— BEGIN Material to process —

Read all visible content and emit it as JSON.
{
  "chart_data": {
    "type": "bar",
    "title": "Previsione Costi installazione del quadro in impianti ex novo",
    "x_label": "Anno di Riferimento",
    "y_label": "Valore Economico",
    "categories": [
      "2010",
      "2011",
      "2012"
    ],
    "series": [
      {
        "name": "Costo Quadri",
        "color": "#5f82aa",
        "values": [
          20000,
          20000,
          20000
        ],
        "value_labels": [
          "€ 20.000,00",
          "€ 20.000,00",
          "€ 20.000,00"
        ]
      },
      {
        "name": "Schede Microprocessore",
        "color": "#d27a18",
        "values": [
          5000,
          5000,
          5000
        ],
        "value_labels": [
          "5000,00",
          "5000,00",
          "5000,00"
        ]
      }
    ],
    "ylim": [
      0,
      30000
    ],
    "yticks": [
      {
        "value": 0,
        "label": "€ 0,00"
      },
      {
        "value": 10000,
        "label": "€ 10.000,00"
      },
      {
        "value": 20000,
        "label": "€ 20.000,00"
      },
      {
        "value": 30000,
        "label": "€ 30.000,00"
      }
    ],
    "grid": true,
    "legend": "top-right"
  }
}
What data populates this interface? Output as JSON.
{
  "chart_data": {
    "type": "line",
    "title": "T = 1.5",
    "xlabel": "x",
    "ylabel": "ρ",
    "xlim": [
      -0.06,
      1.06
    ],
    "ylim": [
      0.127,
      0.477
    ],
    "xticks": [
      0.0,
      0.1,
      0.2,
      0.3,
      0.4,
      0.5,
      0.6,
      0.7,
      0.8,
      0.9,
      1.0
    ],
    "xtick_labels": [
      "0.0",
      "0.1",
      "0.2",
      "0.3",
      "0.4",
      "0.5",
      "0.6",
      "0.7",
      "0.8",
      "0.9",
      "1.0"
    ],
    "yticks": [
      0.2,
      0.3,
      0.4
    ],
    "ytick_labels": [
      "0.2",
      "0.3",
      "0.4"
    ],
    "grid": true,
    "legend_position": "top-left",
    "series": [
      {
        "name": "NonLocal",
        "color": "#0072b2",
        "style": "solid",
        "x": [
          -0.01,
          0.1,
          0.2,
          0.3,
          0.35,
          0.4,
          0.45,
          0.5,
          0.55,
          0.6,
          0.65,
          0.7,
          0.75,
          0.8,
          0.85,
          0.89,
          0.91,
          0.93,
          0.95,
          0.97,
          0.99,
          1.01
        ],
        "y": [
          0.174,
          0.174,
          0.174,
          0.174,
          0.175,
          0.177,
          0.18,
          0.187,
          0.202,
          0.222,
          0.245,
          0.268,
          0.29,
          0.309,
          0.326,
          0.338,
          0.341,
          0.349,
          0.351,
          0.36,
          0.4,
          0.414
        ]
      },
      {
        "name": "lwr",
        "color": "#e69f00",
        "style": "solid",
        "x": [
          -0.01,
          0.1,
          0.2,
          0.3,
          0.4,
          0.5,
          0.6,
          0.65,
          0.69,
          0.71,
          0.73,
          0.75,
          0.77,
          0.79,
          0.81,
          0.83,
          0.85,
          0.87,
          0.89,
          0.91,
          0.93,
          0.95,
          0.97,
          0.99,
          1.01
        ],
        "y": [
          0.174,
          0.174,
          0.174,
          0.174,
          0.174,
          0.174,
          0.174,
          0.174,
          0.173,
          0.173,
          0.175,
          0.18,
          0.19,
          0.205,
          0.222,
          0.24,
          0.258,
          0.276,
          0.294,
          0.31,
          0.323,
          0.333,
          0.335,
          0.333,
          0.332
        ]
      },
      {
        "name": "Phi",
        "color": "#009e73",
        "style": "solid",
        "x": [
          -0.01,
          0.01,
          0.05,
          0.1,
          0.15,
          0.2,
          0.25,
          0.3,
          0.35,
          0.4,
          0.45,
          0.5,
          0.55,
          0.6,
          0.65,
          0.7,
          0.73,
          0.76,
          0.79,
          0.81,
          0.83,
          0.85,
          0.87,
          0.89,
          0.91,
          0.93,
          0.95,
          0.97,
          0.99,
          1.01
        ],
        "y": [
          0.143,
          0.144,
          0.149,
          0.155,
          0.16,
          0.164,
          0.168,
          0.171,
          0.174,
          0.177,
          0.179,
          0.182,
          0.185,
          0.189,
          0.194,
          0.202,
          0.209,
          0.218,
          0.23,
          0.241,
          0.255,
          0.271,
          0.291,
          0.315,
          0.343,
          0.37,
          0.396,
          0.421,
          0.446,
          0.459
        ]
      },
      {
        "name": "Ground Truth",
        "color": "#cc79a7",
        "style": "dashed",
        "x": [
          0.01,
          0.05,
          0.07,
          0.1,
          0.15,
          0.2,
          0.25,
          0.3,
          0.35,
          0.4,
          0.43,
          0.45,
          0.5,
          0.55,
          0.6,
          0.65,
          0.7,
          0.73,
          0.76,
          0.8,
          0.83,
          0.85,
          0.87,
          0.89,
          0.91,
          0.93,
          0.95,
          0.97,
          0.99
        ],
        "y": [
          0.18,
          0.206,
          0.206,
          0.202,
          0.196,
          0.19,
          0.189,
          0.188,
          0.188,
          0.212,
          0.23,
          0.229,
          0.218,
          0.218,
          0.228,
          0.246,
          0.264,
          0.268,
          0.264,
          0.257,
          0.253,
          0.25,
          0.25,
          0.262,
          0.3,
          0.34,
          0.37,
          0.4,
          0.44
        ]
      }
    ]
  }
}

— END Material to process —

Quote all of the entries exactly as they appear.

[Expected output]:
Read all visible content and emit it as JSON.
{
  "chart_data": {
    "type": "bar",
    "title": "Previsione Costi installazione del quadro in impianti ex novo",
    "x_label": "Anno di Riferimento",
    "y_label": "Valore Economico",
    "categories": [
      "2010",
      "2011",
      "2012"
    ],
    "series": [
      {
        "name": "Costo Quadri",
        "color": "#5f82aa",
        "values": [
          20000,
          20000,
          20000
        ],
        "value_labels": [
          "€ 20.000,00",
          "€ 20.000,00",
          "€ 20.000,00"
        ]
      },
      {
        "name": "Schede Microprocessore",
        "color": "#d27a18",
        "values": [
          5000,
          5000,
          5000
        ],
        "value_labels": [
          "5000,00",
          "5000,00",
          "5000,00"
        ]
      }
    ],
    "ylim": [
      0,
      30000
    ],
    "yticks": [
      {
        "value": 0,
        "label": "€ 0,00"
      },
      {
        "value": 10000,
        "label": "€ 10.000,00"
      },
      {
        "value": 20000,
        "label": "€ 20.000,00"
      },
      {
        "value": 30000,
        "label": "€ 30.000,00"
      }
    ],
    "grid": true,
    "legend": "top-right"
  }
}
What data populates this interface? Output as JSON.
{
  "chart_data": {
    "type": "line",
    "title": "T = 1.5",
    "xlabel": "x",
    "ylabel": "ρ",
    "xlim": [
      -0.06,
      1.06
    ],
    "ylim": [
      0.127,
      0.477
    ],
    "xticks": [
      0.0,
      0.1,
      0.2,
      0.3,
      0.4,
      0.5,
      0.6,
      0.7,
      0.8,
      0.9,
      1.0
    ],
    "xtick_labels": [
      "0.0",
      "0.1",
      "0.2",
      "0.3",
      "0.4",
      "0.5",
      "0.6",
      "0.7",
      "0.8",
      "0.9",
      "1.0"
    ],
    "yticks": [
      0.2,
      0.3,
      0.4
    ],
    "ytick_labels": [
      "0.2",
      "0.3",
      "0.4"
    ],
    "grid": true,
    "legend_position": "top-left",
    "series": [
      {
        "name": "NonLocal",
        "color": "#0072b2",
        "style": "solid",
        "x": [
          -0.01,
          0.1,
          0.2,
          0.3,
          0.35,
          0.4,
          0.45,
          0.5,
          0.55,
          0.6,
          0.65,
          0.7,
          0.75,
          0.8,
          0.85,
          0.89,
          0.91,
          0.93,
          0.95,
          0.97,
          0.99,
          1.01
        ],
        "y": [
          0.174,
          0.174,
          0.174,
          0.174,
          0.175,
          0.177,
          0.18,
          0.187,
          0.202,
          0.222,
          0.245,
          0.268,
          0.29,
          0.309,
          0.326,
          0.338,
          0.341,
          0.349,
          0.351,
          0.36,
          0.4,
          0.414
        ]
      },
      {
        "name": "lwr",
        "color": "#e69f00",
        "style": "solid",
        "x": [
          -0.01,
          0.1,
          0.2,
          0.3,
          0.4,
          0.5,
          0.6,
          0.65,
          0.69,
          0.71,
          0.73,
          0.75,
          0.77,
          0.79,
          0.81,
          0.83,
          0.85,
          0.87,
          0.89,
          0.91,
          0.93,
          0.95,
          0.97,
          0.99,
          1.01
        ],
        "y": [
          0.174,
          0.174,
          0.174,
          0.174,
          0.174,
          0.174,
          0.174,
          0.174,
          0.173,
          0.173,
          0.175,
          0.18,
          0.19,
          0.205,
          0.222,
          0.24,
          0.258,
          0.276,
          0.294,
          0.31,
          0.323,
          0.333,
          0.335,
          0.333,
          0.332
        ]
      },
      {
        "name": "Phi",
        "color": "#009e73",
        "style": "solid",
        "x": [
          -0.01,
          0.01,
          0.05,
          0.1,
          0.15,
          0.2,
          0.25,
          0.3,
          0.35,
          0.4,
          0.45,
          0.5,
          0.55,
          0.6,
          0.65,
          0.7,
          0.73,
          0.76,
          0.79,
          0.81,
          0.83,
          0.85,
          0.87,
          0.89,
          0.91,
          0.93,
          0.95,
          0.97,
          0.99,
          1.01
        ],
        "y": [
          0.143,
          0.144,
          0.149,
          0.155,
          0.16,
          0.164,
          0.168,
          0.171,
          0.174,
          0.177,
          0.179,
          0.182,
          0.185,
          0.189,
          0.194,
          0.202,
          0.209,
          0.218,
          0.23,
          0.241,
          0.255,
          0.271,
          0.291,
          0.315,
          0.343,
          0.37,
          0.396,
          0.421,
          0.446,
          0.459
        ]
      },
      {
        "name": "Ground Truth",
        "color": "#cc79a7",
        "style": "dashed",
        "x": [
          0.01,
          0.05,
          0.07,
          0.1,
          0.15,
          0.2,
          0.25,
          0.3,
          0.35,
          0.4,
          0.43,
          0.45,
          0.5,
          0.55,
          0.6,
          0.65,
          0.7,
          0.73,
          0.76,
          0.8,
          0.83,
          0.85,
          0.87,
          0.89,
          0.91,
          0.93,
          0.95,
          0.97,
          0.99
        ],
        "y": [
          0.18,
          0.206,
          0.206,
          0.202,
          0.196,
          0.19,
          0.189,
          0.188,
          0.188,
          0.212,
          0.23,
          0.229,
          0.218,
          0.218,
          0.228,
          0.246,
          0.264,
          0.268,
          0.264,
          0.257,
          0.253,
          0.25,
          0.25,
          0.262,
          0.3,
          0.34,
          0.37,
          0.4,
          0.44
        ]
      }
    ]
  }
}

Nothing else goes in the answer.